[Collected data entries]
┌──

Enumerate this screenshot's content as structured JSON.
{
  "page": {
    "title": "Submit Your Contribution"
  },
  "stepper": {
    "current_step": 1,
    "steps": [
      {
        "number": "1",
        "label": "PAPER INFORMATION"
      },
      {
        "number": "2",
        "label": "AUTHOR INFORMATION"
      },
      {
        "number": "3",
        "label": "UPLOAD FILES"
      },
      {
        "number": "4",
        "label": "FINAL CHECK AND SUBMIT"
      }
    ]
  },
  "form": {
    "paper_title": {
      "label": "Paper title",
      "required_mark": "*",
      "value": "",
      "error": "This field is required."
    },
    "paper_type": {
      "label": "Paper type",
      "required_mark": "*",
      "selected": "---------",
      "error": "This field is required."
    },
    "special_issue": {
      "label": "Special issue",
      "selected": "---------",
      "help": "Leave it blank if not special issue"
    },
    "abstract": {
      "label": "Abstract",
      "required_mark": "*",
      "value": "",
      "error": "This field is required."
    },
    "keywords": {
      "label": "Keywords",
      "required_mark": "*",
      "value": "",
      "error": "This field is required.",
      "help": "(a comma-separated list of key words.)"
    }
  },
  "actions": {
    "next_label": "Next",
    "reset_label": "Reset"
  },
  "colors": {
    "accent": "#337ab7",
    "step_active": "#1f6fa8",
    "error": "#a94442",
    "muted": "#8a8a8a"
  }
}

└──

| Your objective |
Please repeat the listing exactly, with nothing left out.

| Exercise response |
Enumerate this screenshot's content as structured JSON.
{
  "page": {
    "title": "Submit Your Contribution"
  },
  "stepper": {
    "current_step": 1,
    "steps": [
      {
        "number": "1",
        "label": "PAPER INFORMATION"
      },
      {
        "number": "2",
        "label": "AUTHOR INFORMATION"
      },
      {
        "number": "3",
        "label": "UPLOAD FILES"
      },
      {
        "number": "4",
        "label": "FINAL CHECK AND SUBMIT"
      }
    ]
  },
  "form": {
    "paper_title": {
      "label": "Paper title",
      "required_mark": "*",
      "value": "",
      "error": "This field is required."
    },
    "paper_type": {
      "label": "Paper type",
      "required_mark": "*",
      "selected": "---------",
      "error": "This field is required."
    },
    "special_issue": {
      "label": "Special issue",
      "selected": "---------",
      "help": "Leave it blank if not special issue"
    },
    "abstract": {
      "label": "Abstract",
      "required_mark": "*",
      "value": "",
      "error": "This field is required."
    },
    "keywords": {
      "label": "Keywords",
      "required_mark": "*",
      "value": "",
      "error": "This field is required.",
      "help": "(a comma-separated list of key words.)"
    }
  },
  "actions": {
    "next_label": "Next",
    "reset_label": "Reset"
  },
  "colors": {
    "accent": "#337ab7",
    "step_active": "#1f6fa8",
    "error": "#a94442",
    "muted": "#8a8a8a"
  }
}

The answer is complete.